Lake Shore is a governmental agency. The conduct challenged by plaintiff pertains to the management of its school district—"a governmental function." Accordingly, the circuit court correctly determined as a matter of law that Lake Shore was immune from tort liability.
Kliebert is a "lower-ranking governmental employee or official" and plaintiff pleaded claims of intentional, rather than negligent, torts against her. According to Odom v Wayne Co, 482 Mich 459, 480; 760 NW2d 217 (2008), we must therefore engage in the following analysis:
If the plaintiff pleaded an intentional tort, determine whether the defendant established that he is entitled to individual governmental immunity under the Ross test by showing the following:
(a) The acts were undertaken during the course of employment and the employee was acting, or reasonably believed that he was acting, within the scope of his authority,
(b) the acts were undertaken in good faith, or were not undertaken with malice, and
(c) the acts were discretionary, as opposed to ministerial.

▶ **DATA EXTRACT**:
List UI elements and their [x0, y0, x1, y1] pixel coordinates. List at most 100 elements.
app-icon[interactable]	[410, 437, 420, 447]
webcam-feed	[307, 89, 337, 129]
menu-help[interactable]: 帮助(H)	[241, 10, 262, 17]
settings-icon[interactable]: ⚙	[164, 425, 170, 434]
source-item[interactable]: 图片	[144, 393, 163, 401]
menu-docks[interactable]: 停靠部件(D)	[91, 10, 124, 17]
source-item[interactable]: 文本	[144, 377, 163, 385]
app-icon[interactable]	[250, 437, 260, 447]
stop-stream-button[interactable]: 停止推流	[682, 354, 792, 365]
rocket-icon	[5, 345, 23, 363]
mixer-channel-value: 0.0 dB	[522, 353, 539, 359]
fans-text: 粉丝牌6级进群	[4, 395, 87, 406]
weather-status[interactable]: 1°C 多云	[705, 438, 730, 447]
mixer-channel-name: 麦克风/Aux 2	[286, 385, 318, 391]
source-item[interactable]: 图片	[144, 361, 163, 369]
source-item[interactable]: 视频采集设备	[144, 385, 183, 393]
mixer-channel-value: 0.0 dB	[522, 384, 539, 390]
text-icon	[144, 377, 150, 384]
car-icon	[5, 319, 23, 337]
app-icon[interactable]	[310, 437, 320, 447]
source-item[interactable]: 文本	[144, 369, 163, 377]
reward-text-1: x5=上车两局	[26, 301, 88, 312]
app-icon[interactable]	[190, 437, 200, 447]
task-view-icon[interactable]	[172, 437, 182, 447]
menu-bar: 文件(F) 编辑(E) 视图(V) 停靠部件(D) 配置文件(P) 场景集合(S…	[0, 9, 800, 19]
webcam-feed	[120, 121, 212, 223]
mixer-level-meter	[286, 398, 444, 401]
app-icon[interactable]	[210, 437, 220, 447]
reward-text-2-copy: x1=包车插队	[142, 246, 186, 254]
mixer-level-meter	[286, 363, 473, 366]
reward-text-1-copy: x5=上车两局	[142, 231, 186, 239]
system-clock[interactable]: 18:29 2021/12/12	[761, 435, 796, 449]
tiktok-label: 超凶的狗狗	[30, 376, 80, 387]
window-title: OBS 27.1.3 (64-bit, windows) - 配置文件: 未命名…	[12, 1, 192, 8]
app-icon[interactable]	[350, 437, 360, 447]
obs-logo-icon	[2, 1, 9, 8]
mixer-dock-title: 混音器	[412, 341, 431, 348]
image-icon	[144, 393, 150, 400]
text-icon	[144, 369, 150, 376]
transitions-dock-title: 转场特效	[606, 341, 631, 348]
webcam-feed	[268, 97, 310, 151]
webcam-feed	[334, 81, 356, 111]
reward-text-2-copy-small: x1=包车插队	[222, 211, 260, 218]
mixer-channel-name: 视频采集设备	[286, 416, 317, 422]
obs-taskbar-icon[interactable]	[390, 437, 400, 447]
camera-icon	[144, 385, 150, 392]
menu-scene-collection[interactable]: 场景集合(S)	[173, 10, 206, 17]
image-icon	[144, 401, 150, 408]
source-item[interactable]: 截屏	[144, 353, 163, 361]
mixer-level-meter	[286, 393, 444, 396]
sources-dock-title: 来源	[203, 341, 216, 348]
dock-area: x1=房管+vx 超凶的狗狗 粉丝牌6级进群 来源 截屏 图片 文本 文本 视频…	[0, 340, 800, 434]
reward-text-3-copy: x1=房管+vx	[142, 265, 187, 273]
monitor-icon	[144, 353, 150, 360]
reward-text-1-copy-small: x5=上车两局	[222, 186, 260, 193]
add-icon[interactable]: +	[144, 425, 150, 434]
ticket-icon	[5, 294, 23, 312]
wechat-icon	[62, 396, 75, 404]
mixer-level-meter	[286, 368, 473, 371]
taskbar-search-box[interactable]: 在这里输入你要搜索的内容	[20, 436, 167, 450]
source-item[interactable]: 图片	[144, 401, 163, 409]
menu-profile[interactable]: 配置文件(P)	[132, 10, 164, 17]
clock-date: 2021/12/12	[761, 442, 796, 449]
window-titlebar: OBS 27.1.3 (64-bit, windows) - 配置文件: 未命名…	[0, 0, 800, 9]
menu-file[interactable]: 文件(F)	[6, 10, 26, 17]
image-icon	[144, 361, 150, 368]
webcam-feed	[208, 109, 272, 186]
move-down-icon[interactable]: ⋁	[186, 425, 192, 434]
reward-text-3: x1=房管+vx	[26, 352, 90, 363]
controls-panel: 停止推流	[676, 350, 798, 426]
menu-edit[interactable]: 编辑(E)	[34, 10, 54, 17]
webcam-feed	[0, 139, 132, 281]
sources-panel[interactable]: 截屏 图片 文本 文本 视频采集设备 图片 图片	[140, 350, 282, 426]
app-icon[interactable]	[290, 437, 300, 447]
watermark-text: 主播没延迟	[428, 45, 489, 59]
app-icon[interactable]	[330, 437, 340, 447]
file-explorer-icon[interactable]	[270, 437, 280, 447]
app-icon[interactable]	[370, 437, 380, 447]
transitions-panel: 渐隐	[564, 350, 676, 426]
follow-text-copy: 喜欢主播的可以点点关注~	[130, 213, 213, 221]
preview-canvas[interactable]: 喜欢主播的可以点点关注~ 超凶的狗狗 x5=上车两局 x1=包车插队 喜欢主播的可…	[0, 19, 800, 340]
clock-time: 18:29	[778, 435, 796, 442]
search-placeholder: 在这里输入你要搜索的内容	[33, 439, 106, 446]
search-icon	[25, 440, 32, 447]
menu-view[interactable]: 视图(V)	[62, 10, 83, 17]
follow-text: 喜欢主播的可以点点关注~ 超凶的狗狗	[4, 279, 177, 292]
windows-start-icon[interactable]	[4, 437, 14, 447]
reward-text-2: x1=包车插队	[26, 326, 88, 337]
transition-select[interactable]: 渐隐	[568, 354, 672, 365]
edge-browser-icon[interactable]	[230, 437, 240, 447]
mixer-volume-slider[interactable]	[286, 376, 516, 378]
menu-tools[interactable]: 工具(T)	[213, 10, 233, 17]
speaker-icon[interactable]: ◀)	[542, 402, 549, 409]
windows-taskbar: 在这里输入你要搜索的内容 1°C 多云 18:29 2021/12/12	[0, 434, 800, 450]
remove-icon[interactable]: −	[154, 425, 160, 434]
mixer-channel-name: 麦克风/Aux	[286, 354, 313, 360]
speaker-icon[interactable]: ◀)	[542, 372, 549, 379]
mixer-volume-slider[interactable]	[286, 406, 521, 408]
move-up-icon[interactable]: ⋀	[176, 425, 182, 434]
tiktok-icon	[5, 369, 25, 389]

▶ **STATED EXERCISE 1**:
Output the passage on governmental immunity between "Kliebert is a" and "opposed to ministerial.", inclusive, copying it word for word.
▶ **STATED EXERCISE 2**:
Write the next part of the passage on governmental immunity, picking up after its last sentence.
None of the data is needed here.

▶ **FINAL RESULT 1**:
Kliebert is a "lower-ranking governmental employee or official" and plaintiff pleaded claims of intentional, rather than negligent, torts against her. According to Odom v Wayne Co, 482 Mich 459, 480; 760 NW2d 217 (2008), we must therefore engage in the following analysis:
If the plaintiff pleaded an intentional tort, determine whether the defendant established that he is entitled to individual governmental immunity under the Ross test by showing the following:
(a) The acts were undertaken during the course of employment and the employee was acting, or reasonably believed that he was acting, within the scope of his authority,
(b) the acts were undertaken in good faith, or were not undertaken with malice, and
(c) the acts were discretionary, as opposed to ministerial.

▶ **FINAL RESULT 2**:
The school defendants provided extensive documentary evidence in support of the school policies promoted by Kliebert's actions. They also provided documentation and evidence regarding plaintiff's volatile, hostile, bizarre and concerning behavior on school grounds and at school functions. Plaintiff did not rebut this evidence supporting that Kliebert was acting within the scope of her authority and acting in good faith when she denied plaintiff access to the child during school hours and declined plaintiff's request to attend a class field trip.
Although defendants presented no written policies governing Kliebert's other actions, they clearly fell within the scope of her authority. Both plaintiff's attorney and the FOC investigator invited Kliebert's response to their communications in Kliebert's role as the school principal. Both letters addressed the child's education and plaintiff's effect on the child's school performance. Moreover, it clearly was Kliebert's duty to investigate the validity of the September 2008 court order before releasing and disenrolling a student. Given plaintiff's conduct the year prior when Tucker attempted to enroll the child's at Rodgers, plaintiff could not establish the necessary bad faith to overcome Kliebert's claim of governmental immunity.
IV. SUMMARY DISPOSITION OF CLAIMS AGAINST TUCKER
Finally, plaintiff alleges that Tucker had harassed her since their child's birth. She claims that he enlisted the help of personal friends in the Grosse Pointe and St. Clair Shores police departments in furtherance of his plans. Plaintiff also claims that Tucker enrolled their child in the Lake Shore schools in violation of court order. The circuit court correctly determined that plaintiff failed to create a genuine issue of material fact in relation to these claims and summarily dismissed them pursuant to MCR 2.116(C)(10).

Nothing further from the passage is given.